↓

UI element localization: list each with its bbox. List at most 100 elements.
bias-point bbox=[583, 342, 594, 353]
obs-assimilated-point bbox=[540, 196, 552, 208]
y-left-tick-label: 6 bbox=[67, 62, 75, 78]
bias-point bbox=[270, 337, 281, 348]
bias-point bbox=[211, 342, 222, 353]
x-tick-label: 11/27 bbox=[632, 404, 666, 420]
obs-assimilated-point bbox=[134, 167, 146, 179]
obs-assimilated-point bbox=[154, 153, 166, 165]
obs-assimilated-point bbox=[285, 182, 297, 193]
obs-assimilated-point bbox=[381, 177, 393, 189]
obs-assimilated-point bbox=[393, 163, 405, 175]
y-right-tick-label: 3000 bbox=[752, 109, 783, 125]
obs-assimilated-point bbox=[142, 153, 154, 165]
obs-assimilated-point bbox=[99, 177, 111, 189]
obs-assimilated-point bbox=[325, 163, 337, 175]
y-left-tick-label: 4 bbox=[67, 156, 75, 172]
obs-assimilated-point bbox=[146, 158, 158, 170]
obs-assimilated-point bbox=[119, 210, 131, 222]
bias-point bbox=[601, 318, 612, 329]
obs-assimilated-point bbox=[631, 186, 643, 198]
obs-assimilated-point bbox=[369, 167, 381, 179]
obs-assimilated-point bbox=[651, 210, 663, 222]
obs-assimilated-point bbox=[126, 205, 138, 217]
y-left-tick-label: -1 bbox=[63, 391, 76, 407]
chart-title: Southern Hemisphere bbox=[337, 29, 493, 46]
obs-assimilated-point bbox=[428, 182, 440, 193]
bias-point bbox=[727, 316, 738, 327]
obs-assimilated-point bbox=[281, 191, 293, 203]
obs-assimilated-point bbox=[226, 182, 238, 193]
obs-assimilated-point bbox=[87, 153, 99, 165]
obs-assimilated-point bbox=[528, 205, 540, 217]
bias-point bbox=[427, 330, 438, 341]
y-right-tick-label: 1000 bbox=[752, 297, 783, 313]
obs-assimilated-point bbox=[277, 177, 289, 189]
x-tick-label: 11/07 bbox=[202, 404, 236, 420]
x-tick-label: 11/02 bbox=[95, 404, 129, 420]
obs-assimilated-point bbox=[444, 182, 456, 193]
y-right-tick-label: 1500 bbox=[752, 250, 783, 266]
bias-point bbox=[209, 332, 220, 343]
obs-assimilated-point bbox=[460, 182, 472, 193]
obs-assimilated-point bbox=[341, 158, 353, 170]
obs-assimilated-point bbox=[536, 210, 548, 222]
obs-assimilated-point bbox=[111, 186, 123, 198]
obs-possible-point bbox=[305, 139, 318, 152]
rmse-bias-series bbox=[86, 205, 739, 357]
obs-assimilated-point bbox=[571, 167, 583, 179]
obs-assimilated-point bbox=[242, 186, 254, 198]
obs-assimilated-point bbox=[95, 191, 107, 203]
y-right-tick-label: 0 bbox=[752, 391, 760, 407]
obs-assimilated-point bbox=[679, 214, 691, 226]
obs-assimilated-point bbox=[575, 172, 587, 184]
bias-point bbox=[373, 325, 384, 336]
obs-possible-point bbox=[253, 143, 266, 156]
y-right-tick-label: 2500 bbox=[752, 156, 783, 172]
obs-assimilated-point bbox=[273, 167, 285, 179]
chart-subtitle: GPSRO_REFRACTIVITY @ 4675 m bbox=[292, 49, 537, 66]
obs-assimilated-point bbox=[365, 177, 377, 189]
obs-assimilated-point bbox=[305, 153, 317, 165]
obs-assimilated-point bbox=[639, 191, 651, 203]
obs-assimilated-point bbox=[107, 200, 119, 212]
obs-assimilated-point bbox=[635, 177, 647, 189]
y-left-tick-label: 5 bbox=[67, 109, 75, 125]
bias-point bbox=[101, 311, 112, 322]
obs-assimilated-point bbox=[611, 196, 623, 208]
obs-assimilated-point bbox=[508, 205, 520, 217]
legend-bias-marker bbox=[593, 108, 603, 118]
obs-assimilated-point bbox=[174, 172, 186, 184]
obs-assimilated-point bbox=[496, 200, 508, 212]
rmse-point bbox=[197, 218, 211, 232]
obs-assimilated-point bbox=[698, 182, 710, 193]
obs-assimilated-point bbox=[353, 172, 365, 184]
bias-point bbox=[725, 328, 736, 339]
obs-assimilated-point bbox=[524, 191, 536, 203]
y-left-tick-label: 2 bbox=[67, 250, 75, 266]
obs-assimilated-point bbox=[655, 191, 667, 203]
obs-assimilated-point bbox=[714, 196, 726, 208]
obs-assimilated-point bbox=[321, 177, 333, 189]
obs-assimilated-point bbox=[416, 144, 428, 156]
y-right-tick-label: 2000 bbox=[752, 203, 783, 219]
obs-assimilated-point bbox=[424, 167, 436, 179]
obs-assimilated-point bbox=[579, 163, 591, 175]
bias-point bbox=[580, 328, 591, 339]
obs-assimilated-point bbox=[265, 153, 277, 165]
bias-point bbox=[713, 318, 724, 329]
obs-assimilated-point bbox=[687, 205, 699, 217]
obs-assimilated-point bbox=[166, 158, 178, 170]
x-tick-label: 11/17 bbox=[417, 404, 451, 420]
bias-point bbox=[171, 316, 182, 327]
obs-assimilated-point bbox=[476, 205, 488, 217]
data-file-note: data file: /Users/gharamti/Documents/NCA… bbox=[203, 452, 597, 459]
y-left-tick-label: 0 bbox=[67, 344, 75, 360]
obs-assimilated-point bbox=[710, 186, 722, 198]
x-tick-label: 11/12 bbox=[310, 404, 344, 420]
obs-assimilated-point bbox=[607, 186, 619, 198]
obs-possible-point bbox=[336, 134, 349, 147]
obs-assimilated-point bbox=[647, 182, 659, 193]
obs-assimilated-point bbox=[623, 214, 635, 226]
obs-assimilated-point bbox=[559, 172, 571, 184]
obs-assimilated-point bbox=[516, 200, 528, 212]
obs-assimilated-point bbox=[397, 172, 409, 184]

↑

__Exercise directions__.
Reproduce all of the items above, swapping each "bias-point" for "bias-marker" and keeping everything else the same.

__Answer to this task__.
UI element localization: list each with its bbox. List at most 100 elements.
bias-marker bbox=[583, 342, 594, 353]
obs-assimilated-point bbox=[540, 196, 552, 208]
y-left-tick-label: 6 bbox=[67, 62, 75, 78]
bias-marker bbox=[270, 337, 281, 348]
bias-marker bbox=[211, 342, 222, 353]
x-tick-label: 11/27 bbox=[632, 404, 666, 420]
obs-assimilated-point bbox=[134, 167, 146, 179]
obs-assimilated-point bbox=[154, 153, 166, 165]
obs-assimilated-point bbox=[285, 182, 297, 193]
obs-assimilated-point bbox=[381, 177, 393, 189]
obs-assimilated-point bbox=[393, 163, 405, 175]
y-right-tick-label: 3000 bbox=[752, 109, 783, 125]
obs-assimilated-point bbox=[142, 153, 154, 165]
obs-assimilated-point bbox=[99, 177, 111, 189]
obs-assimilated-point bbox=[325, 163, 337, 175]
y-left-tick-label: 4 bbox=[67, 156, 75, 172]
obs-assimilated-point bbox=[146, 158, 158, 170]
obs-assimilated-point bbox=[119, 210, 131, 222]
bias-marker bbox=[601, 318, 612, 329]
obs-assimilated-point bbox=[631, 186, 643, 198]
obs-assimilated-point bbox=[369, 167, 381, 179]
obs-assimilated-point bbox=[651, 210, 663, 222]
obs-assimilated-point bbox=[126, 205, 138, 217]
y-left-tick-label: -1 bbox=[63, 391, 76, 407]
chart-title: Southern Hemisphere bbox=[337, 29, 493, 46]
obs-assimilated-point bbox=[428, 182, 440, 193]
bias-marker bbox=[727, 316, 738, 327]
obs-assimilated-point bbox=[281, 191, 293, 203]
obs-assimilated-point bbox=[226, 182, 238, 193]
obs-assimilated-point bbox=[87, 153, 99, 165]
obs-assimilated-point bbox=[528, 205, 540, 217]
bias-marker bbox=[427, 330, 438, 341]
y-right-tick-label: 1000 bbox=[752, 297, 783, 313]
obs-assimilated-point bbox=[277, 177, 289, 189]
x-tick-label: 11/07 bbox=[202, 404, 236, 420]
x-tick-label: 11/02 bbox=[95, 404, 129, 420]
obs-assimilated-point bbox=[444, 182, 456, 193]
y-right-tick-label: 1500 bbox=[752, 250, 783, 266]
bias-marker bbox=[209, 332, 220, 343]
obs-assimilated-point bbox=[460, 182, 472, 193]
obs-assimilated-point bbox=[341, 158, 353, 170]
obs-assimilated-point bbox=[536, 210, 548, 222]
obs-assimilated-point bbox=[111, 186, 123, 198]
obs-possible-point bbox=[305, 139, 318, 152]
rmse-bias-series bbox=[86, 205, 739, 357]
obs-assimilated-point bbox=[571, 167, 583, 179]
obs-assimilated-point bbox=[242, 186, 254, 198]
obs-assimilated-point bbox=[95, 191, 107, 203]
y-right-tick-label: 0 bbox=[752, 391, 760, 407]
obs-assimilated-point bbox=[679, 214, 691, 226]
obs-assimilated-point bbox=[575, 172, 587, 184]
bias-marker bbox=[373, 325, 384, 336]
obs-possible-point bbox=[253, 143, 266, 156]
y-right-tick-label: 2500 bbox=[752, 156, 783, 172]
obs-assimilated-point bbox=[273, 167, 285, 179]
chart-subtitle: GPSRO_REFRACTIVITY @ 4675 m bbox=[292, 49, 537, 66]
obs-assimilated-point bbox=[365, 177, 377, 189]
obs-assimilated-point bbox=[305, 153, 317, 165]
obs-assimilated-point bbox=[639, 191, 651, 203]
obs-assimilated-point bbox=[107, 200, 119, 212]
obs-assimilated-point bbox=[635, 177, 647, 189]
y-left-tick-label: 5 bbox=[67, 109, 75, 125]
bias-marker bbox=[101, 311, 112, 322]
obs-assimilated-point bbox=[611, 196, 623, 208]
obs-assimilated-point bbox=[508, 205, 520, 217]
legend-bias-marker bbox=[593, 108, 603, 118]
obs-assimilated-point bbox=[174, 172, 186, 184]
obs-assimilated-point bbox=[496, 200, 508, 212]
rmse-point bbox=[197, 218, 211, 232]
obs-assimilated-point bbox=[698, 182, 710, 193]
obs-assimilated-point bbox=[353, 172, 365, 184]
bias-marker bbox=[725, 328, 736, 339]
obs-assimilated-point bbox=[524, 191, 536, 203]
y-left-tick-label: 2 bbox=[67, 250, 75, 266]
obs-assimilated-point bbox=[655, 191, 667, 203]
obs-assimilated-point bbox=[714, 196, 726, 208]
obs-assimilated-point bbox=[321, 177, 333, 189]
obs-assimilated-point bbox=[416, 144, 428, 156]
y-right-tick-label: 2000 bbox=[752, 203, 783, 219]
obs-assimilated-point bbox=[424, 167, 436, 179]
obs-assimilated-point bbox=[579, 163, 591, 175]
bias-marker bbox=[580, 328, 591, 339]
obs-assimilated-point bbox=[265, 153, 277, 165]
bias-marker bbox=[713, 318, 724, 329]
obs-assimilated-point bbox=[687, 205, 699, 217]
obs-assimilated-point bbox=[166, 158, 178, 170]
x-tick-label: 11/17 bbox=[417, 404, 451, 420]
bias-marker bbox=[171, 316, 182, 327]
obs-assimilated-point bbox=[476, 205, 488, 217]
data-file-note: data file: /Users/gharamti/Documents/NCA… bbox=[203, 452, 597, 459]
y-left-tick-label: 0 bbox=[67, 344, 75, 360]
obs-assimilated-point bbox=[710, 186, 722, 198]
x-tick-label: 11/12 bbox=[310, 404, 344, 420]
obs-assimilated-point bbox=[607, 186, 619, 198]
obs-possible-point bbox=[336, 134, 349, 147]
obs-assimilated-point bbox=[647, 182, 659, 193]
obs-assimilated-point bbox=[623, 214, 635, 226]
obs-assimilated-point bbox=[559, 172, 571, 184]
obs-assimilated-point bbox=[516, 200, 528, 212]
obs-assimilated-point bbox=[397, 172, 409, 184]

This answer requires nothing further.